What to produce:
The answer is a single number: how many lines hold the string "items".

━━ Record extracts

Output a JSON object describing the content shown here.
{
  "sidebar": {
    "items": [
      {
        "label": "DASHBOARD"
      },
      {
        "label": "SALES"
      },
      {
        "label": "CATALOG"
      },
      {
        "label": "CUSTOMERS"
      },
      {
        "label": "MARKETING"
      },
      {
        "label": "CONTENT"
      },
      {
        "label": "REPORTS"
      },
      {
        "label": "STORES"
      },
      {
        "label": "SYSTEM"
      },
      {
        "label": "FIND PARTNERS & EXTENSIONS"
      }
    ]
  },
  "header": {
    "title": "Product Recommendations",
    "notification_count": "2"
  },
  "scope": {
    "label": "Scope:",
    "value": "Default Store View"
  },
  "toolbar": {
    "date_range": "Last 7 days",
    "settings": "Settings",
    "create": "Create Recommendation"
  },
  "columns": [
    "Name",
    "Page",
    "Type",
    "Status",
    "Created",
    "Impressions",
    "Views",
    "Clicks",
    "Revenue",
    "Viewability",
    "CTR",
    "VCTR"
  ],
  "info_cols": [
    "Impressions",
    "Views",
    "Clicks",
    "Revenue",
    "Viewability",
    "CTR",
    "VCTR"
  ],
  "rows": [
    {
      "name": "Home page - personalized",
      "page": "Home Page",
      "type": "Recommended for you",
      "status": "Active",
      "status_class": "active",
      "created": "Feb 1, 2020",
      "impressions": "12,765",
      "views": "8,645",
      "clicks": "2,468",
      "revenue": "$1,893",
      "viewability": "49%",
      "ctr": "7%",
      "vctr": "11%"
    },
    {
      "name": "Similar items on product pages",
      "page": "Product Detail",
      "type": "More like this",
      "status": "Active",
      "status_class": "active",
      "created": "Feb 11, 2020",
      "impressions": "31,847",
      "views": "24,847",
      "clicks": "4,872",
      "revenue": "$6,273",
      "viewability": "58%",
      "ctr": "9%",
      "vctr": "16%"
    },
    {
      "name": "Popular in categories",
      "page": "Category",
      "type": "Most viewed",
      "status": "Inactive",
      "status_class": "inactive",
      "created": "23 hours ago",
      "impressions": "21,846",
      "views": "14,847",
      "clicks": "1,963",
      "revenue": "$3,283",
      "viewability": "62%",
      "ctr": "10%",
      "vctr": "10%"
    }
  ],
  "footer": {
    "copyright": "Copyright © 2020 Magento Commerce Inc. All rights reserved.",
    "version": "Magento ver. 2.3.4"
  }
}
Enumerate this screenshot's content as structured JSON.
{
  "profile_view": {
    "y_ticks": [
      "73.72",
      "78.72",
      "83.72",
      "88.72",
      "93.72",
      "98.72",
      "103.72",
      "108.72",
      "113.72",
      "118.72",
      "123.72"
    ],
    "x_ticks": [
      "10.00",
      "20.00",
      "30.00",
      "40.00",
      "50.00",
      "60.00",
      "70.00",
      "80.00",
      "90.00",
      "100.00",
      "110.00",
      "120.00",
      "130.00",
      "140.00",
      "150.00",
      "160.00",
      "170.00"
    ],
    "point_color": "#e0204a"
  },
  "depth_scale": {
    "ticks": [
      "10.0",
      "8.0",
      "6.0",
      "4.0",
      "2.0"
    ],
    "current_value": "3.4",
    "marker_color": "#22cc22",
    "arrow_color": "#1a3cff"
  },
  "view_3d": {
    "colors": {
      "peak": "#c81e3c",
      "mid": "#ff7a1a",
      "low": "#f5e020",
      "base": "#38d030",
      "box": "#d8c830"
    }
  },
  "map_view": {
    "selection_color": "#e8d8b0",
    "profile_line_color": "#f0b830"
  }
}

━━━━

Complete response:
2